» WHAT THIS TASK INVOLVES
The records below should be written out again, exactly.

[Extracted records]
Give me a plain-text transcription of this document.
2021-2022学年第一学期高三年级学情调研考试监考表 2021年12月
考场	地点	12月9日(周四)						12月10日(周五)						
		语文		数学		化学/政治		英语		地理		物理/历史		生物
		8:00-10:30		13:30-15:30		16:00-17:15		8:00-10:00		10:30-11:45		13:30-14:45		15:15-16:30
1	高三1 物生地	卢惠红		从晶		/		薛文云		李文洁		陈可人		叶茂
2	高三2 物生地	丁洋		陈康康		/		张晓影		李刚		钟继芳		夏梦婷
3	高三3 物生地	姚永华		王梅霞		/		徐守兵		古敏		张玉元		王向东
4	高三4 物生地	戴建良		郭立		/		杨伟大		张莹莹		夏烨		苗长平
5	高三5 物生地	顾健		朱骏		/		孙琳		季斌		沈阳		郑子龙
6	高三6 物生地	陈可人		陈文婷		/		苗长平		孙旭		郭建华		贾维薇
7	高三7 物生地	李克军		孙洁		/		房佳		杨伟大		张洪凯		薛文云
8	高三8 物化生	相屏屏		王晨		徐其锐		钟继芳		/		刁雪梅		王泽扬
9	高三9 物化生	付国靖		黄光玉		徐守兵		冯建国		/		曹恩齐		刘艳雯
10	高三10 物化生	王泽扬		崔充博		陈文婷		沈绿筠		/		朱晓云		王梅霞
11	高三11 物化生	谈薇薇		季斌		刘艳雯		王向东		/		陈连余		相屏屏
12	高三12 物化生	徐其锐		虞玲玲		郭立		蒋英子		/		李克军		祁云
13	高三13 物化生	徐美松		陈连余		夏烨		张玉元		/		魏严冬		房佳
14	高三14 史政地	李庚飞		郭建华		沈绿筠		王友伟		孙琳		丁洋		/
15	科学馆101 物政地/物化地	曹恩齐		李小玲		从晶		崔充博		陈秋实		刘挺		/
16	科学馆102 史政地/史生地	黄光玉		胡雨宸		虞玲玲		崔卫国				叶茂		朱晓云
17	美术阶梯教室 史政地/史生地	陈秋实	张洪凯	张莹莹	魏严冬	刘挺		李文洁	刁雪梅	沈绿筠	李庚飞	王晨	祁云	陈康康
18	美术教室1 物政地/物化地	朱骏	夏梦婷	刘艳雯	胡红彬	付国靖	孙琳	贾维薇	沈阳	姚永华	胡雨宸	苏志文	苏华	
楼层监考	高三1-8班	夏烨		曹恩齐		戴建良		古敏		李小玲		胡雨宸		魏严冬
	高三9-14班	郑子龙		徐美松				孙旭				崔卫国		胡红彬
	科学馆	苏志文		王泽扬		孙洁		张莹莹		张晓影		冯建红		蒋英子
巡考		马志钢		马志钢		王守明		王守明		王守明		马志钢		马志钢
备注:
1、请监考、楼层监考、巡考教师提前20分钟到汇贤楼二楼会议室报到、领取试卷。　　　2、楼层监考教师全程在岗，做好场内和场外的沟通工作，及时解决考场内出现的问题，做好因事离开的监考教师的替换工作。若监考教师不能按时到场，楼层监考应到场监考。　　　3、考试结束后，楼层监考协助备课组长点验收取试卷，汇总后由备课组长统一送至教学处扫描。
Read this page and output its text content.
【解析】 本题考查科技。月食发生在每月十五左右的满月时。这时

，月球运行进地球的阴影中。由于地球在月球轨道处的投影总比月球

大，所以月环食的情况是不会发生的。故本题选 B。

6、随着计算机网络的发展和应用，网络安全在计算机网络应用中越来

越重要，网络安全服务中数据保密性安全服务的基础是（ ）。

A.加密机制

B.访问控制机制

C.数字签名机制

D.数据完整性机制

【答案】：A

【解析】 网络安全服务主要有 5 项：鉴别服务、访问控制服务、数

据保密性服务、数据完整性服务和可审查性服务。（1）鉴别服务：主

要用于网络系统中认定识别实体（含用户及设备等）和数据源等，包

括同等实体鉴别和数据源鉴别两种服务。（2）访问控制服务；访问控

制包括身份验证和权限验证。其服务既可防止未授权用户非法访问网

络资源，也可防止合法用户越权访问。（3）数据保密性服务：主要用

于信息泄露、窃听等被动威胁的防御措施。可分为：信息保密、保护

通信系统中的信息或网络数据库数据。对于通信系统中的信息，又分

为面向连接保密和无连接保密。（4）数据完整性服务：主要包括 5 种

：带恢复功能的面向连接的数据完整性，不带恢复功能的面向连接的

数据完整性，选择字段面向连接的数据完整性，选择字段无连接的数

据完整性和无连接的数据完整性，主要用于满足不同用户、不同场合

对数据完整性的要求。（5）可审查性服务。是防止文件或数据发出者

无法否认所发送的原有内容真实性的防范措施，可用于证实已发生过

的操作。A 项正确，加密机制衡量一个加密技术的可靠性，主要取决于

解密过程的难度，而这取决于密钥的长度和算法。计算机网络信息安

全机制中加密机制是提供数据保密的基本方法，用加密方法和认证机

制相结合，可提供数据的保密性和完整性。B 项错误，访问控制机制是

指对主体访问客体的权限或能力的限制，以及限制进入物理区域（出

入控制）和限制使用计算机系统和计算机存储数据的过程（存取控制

» FINISHED TASK
Give me a plain-text transcription of this document.
2021-2022学年第一学期高三年级学情调研考试监考表 2021年12月
考场	地点	12月9日(周四)						12月10日(周五)						
		语文		数学		化学/政治		英语		地理		物理/历史		生物
		8:00-10:30		13:30-15:30		16:00-17:15		8:00-10:00		10:30-11:45		13:30-14:45		15:15-16:30
1	高三1 物生地	卢惠红		从晶		/		薛文云		李文洁		陈可人		叶茂
2	高三2 物生地	丁洋		陈康康		/		张晓影		李刚		钟继芳		夏梦婷
3	高三3 物生地	姚永华		王梅霞		/		徐守兵		古敏		张玉元		王向东
4	高三4 物生地	戴建良		郭立		/		杨伟大		张莹莹		夏烨		苗长平
5	高三5 物生地	顾健		朱骏		/		孙琳		季斌		沈阳		郑子龙
6	高三6 物生地	陈可人		陈文婷		/		苗长平		孙旭		郭建华		贾维薇
7	高三7 物生地	李克军		孙洁		/		房佳		杨伟大		张洪凯		薛文云
8	高三8 物化生	相屏屏		王晨		徐其锐		钟继芳		/		刁雪梅		王泽扬
9	高三9 物化生	付国靖		黄光玉		徐守兵		冯建国		/		曹恩齐		刘艳雯
10	高三10 物化生	王泽扬		崔充博		陈文婷		沈绿筠		/		朱晓云		王梅霞
11	高三11 物化生	谈薇薇		季斌		刘艳雯		王向东		/		陈连余		相屏屏
12	高三12 物化生	徐其锐		虞玲玲		郭立		蒋英子		/		李克军		祁云
13	高三13 物化生	徐美松		陈连余		夏烨		张玉元		/		魏严冬		房佳
14	高三14 史政地	李庚飞		郭建华		沈绿筠		王友伟		孙琳		丁洋		/
15	科学馆101 物政地/物化地	曹恩齐		李小玲		从晶		崔充博		陈秋实		刘挺		/
16	科学馆102 史政地/史生地	黄光玉		胡雨宸		虞玲玲		崔卫国				叶茂		朱晓云
17	美术阶梯教室 史政地/史生地	陈秋实	张洪凯	张莹莹	魏严冬	刘挺		李文洁	刁雪梅	沈绿筠	李庚飞	王晨	祁云	陈康康
18	美术教室1 物政地/物化地	朱骏	夏梦婷	刘艳雯	胡红彬	付国靖	孙琳	贾维薇	沈阳	姚永华	胡雨宸	苏志文	苏华	
楼层监考	高三1-8班	夏烨		曹恩齐		戴建良		古敏		李小玲		胡雨宸		魏严冬
	高三9-14班	郑子龙		徐美松				孙旭				崔卫国		胡红彬
	科学馆	苏志文		王泽扬		孙洁		张莹莹		张晓影		冯建红		蒋英子
巡考		马志钢		马志钢		王守明		王守明		王守明		马志钢		马志钢
备注:
1、请监考、楼层监考、巡考教师提前20分钟到汇贤楼二楼会议室报到、领取试卷。　　　2、楼层监考教师全程在岗，做好场内和场外的沟通工作，及时解决考场内出现的问题，做好因事离开的监考教师的替换工作。若监考教师不能按时到场，楼层监考应到场监考。　　　3、考试结束后，楼层监考协助备课组长点验收取试卷，汇总后由备课组长统一送至教学处扫描。
Read this page and output its text content.
【解析】 本题考查科技。月食发生在每月十五左右的满月时。这时

，月球运行进地球的阴影中。由于地球在月球轨道处的投影总比月球

大，所以月环食的情况是不会发生的。故本题选 B。

6、随着计算机网络的发展和应用，网络安全在计算机网络应用中越来

越重要，网络安全服务中数据保密性安全服务的基础是（ ）。

A.加密机制

B.访问控制机制

C.数字签名机制

D.数据完整性机制

【答案】：A

【解析】 网络安全服务主要有 5 项：鉴别服务、访问控制服务、数

据保密性服务、数据完整性服务和可审查性服务。（1）鉴别服务：主

要用于网络系统中认定识别实体（含用户及设备等）和数据源等，包

括同等实体鉴别和数据源鉴别两种服务。（2）访问控制服务；访问控

制包括身份验证和权限验证。其服务既可防止未授权用户非法访问网

络资源，也可防止合法用户越权访问。（3）数据保密性服务：主要用

于信息泄露、窃听等被动威胁的防御措施。可分为：信息保密、保护

通信系统中的信息或网络数据库数据。对于通信系统中的信息，又分

为面向连接保密和无连接保密。（4）数据完整性服务：主要包括 5 种

：带恢复功能的面向连接的数据完整性，不带恢复功能的面向连接的

数据完整性，选择字段面向连接的数据完整性，选择字段无连接的数

据完整性和无连接的数据完整性，主要用于满足不同用户、不同场合

对数据完整性的要求。（5）可审查性服务。是防止文件或数据发出者

无法否认所发送的原有内容真实性的防范措施，可用于证实已发生过

的操作。A 项正确，加密机制衡量一个加密技术的可靠性，主要取决于

解密过程的难度，而这取决于密钥的长度和算法。计算机网络信息安

全机制中加密机制是提供数据保密的基本方法，用加密方法和认证机

制相结合，可提供数据的保密性和完整性。B 项错误，访问控制机制是

指对主体访问客体的权限或能力的限制，以及限制进入物理区域（出

入控制）和限制使用计算机系统和计算机存储数据的过程（存取控制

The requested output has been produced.